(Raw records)

================================

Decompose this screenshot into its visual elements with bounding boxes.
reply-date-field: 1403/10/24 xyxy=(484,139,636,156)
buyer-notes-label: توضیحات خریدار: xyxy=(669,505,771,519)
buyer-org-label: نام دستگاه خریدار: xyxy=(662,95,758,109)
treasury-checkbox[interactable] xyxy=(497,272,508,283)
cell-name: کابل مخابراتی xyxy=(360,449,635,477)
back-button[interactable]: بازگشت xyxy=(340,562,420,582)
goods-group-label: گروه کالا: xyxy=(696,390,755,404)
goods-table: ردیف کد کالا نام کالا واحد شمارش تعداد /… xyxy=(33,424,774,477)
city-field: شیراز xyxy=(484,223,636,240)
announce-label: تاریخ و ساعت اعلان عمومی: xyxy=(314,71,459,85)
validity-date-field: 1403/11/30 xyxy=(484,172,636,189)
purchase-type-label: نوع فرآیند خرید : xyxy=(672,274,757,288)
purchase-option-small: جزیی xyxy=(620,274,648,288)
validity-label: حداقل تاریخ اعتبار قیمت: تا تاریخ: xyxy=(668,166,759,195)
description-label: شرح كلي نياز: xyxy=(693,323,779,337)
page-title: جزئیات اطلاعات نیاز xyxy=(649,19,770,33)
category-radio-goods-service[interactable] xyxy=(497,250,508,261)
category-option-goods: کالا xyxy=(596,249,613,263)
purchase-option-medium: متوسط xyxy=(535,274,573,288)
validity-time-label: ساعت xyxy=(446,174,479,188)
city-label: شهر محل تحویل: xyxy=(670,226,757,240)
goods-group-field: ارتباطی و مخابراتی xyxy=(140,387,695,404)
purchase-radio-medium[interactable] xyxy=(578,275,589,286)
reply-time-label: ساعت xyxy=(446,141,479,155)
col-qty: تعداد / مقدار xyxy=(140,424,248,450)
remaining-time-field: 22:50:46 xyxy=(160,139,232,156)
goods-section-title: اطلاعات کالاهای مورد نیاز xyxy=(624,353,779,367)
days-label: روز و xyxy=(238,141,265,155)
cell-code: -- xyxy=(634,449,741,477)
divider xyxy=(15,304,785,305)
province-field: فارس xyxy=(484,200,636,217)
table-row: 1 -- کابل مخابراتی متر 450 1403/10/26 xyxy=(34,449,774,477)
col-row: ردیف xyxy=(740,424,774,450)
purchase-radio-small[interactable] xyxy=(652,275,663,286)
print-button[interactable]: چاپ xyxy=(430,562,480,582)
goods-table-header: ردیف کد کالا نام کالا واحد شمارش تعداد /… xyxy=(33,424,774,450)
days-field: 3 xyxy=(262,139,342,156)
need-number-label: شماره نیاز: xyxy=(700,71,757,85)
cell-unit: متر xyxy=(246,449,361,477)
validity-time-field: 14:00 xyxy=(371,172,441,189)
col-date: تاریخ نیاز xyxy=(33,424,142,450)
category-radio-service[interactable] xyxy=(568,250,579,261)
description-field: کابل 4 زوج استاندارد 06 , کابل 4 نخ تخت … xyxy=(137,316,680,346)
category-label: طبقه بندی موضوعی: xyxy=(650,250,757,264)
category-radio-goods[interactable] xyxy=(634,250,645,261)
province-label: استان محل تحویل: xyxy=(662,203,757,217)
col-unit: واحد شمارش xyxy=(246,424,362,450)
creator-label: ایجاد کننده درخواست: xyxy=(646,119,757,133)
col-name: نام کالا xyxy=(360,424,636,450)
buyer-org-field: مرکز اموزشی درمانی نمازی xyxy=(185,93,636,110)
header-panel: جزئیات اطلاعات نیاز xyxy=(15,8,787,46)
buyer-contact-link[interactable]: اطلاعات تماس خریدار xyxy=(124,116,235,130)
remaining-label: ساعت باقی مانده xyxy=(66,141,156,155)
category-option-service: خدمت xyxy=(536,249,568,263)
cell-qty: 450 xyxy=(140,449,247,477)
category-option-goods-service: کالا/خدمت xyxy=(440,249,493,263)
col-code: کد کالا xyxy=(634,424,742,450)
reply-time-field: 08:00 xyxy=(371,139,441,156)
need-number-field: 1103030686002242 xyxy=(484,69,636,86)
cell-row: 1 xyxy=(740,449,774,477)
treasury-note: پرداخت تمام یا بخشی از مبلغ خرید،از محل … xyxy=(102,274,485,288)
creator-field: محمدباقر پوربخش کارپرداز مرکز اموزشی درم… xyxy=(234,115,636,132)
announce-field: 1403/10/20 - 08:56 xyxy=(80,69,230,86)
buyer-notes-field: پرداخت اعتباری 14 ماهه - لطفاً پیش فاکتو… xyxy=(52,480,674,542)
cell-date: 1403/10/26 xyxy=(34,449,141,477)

================================

Written request: Rewrite all the rows above, substituting "clickable" for each occurrence of "interactable" and leaving everything else unchanged.

Full response:
Decompose this screenshot into its visual elements with bounding boxes.
reply-date-field: 1403/10/24 xyxy=(484,139,636,156)
buyer-notes-label: توضیحات خریدار: xyxy=(669,505,771,519)
buyer-org-label: نام دستگاه خریدار: xyxy=(662,95,758,109)
treasury-checkbox[clickable] xyxy=(497,272,508,283)
cell-name: کابل مخابراتی xyxy=(360,449,635,477)
back-button[clickable]: بازگشت xyxy=(340,562,420,582)
goods-group-label: گروه کالا: xyxy=(696,390,755,404)
goods-table: ردیف کد کالا نام کالا واحد شمارش تعداد /… xyxy=(33,424,774,477)
city-field: شیراز xyxy=(484,223,636,240)
announce-label: تاریخ و ساعت اعلان عمومی: xyxy=(314,71,459,85)
validity-date-field: 1403/11/30 xyxy=(484,172,636,189)
purchase-type-label: نوع فرآیند خرید : xyxy=(672,274,757,288)
purchase-option-small: جزیی xyxy=(620,274,648,288)
validity-label: حداقل تاریخ اعتبار قیمت: تا تاریخ: xyxy=(668,166,759,195)
description-label: شرح كلي نياز: xyxy=(693,323,779,337)
page-title: جزئیات اطلاعات نیاز xyxy=(649,19,770,33)
category-radio-goods-service[clickable] xyxy=(497,250,508,261)
category-option-goods: کالا xyxy=(596,249,613,263)
purchase-option-medium: متوسط xyxy=(535,274,573,288)
validity-time-label: ساعت xyxy=(446,174,479,188)
city-label: شهر محل تحویل: xyxy=(670,226,757,240)
goods-group-field: ارتباطی و مخابراتی xyxy=(140,387,695,404)
purchase-radio-medium[clickable] xyxy=(578,275,589,286)
reply-time-label: ساعت xyxy=(446,141,479,155)
col-qty: تعداد / مقدار xyxy=(140,424,248,450)
remaining-time-field: 22:50:46 xyxy=(160,139,232,156)
goods-section-title: اطلاعات کالاهای مورد نیاز xyxy=(624,353,779,367)
days-label: روز و xyxy=(238,141,265,155)
cell-code: -- xyxy=(634,449,741,477)
divider xyxy=(15,304,785,305)
province-field: فارس xyxy=(484,200,636,217)
table-row: 1 -- کابل مخابراتی متر 450 1403/10/26 xyxy=(34,449,774,477)
col-row: ردیف xyxy=(740,424,774,450)
purchase-radio-small[clickable] xyxy=(652,275,663,286)
print-button[clickable]: چاپ xyxy=(430,562,480,582)
goods-table-header: ردیف کد کالا نام کالا واحد شمارش تعداد /… xyxy=(33,424,774,450)
days-field: 3 xyxy=(262,139,342,156)
need-number-label: شماره نیاز: xyxy=(700,71,757,85)
cell-unit: متر xyxy=(246,449,361,477)
validity-time-field: 14:00 xyxy=(371,172,441,189)
col-date: تاریخ نیاز xyxy=(33,424,142,450)
category-radio-service[clickable] xyxy=(568,250,579,261)
description-field: کابل 4 زوج استاندارد 06 , کابل 4 نخ تخت … xyxy=(137,316,680,346)
category-label: طبقه بندی موضوعی: xyxy=(650,250,757,264)
category-radio-goods[clickable] xyxy=(634,250,645,261)
province-label: استان محل تحویل: xyxy=(662,203,757,217)
col-unit: واحد شمارش xyxy=(246,424,362,450)
creator-label: ایجاد کننده درخواست: xyxy=(646,119,757,133)
col-name: نام کالا xyxy=(360,424,636,450)
buyer-org-field: مرکز اموزشی درمانی نمازی xyxy=(185,93,636,110)
header-panel: جزئیات اطلاعات نیاز xyxy=(15,8,787,46)
buyer-contact-link[clickable]: اطلاعات تماس خریدار xyxy=(124,116,235,130)
remaining-label: ساعت باقی مانده xyxy=(66,141,156,155)
category-option-service: خدمت xyxy=(536,249,568,263)
cell-qty: 450 xyxy=(140,449,247,477)
category-option-goods-service: کالا/خدمت xyxy=(440,249,493,263)
col-code: کد کالا xyxy=(634,424,742,450)
reply-time-field: 08:00 xyxy=(371,139,441,156)
need-number-field: 1103030686002242 xyxy=(484,69,636,86)
cell-row: 1 xyxy=(740,449,774,477)
treasury-note: پرداخت تمام یا بخشی از مبلغ خرید،از محل … xyxy=(102,274,485,288)
creator-field: محمدباقر پوربخش کارپرداز مرکز اموزشی درم… xyxy=(234,115,636,132)
announce-field: 1403/10/20 - 08:56 xyxy=(80,69,230,86)
buyer-notes-field: پرداخت اعتباری 14 ماهه - لطفاً پیش فاکتو… xyxy=(52,480,674,542)
cell-date: 1403/10/26 xyxy=(34,449,141,477)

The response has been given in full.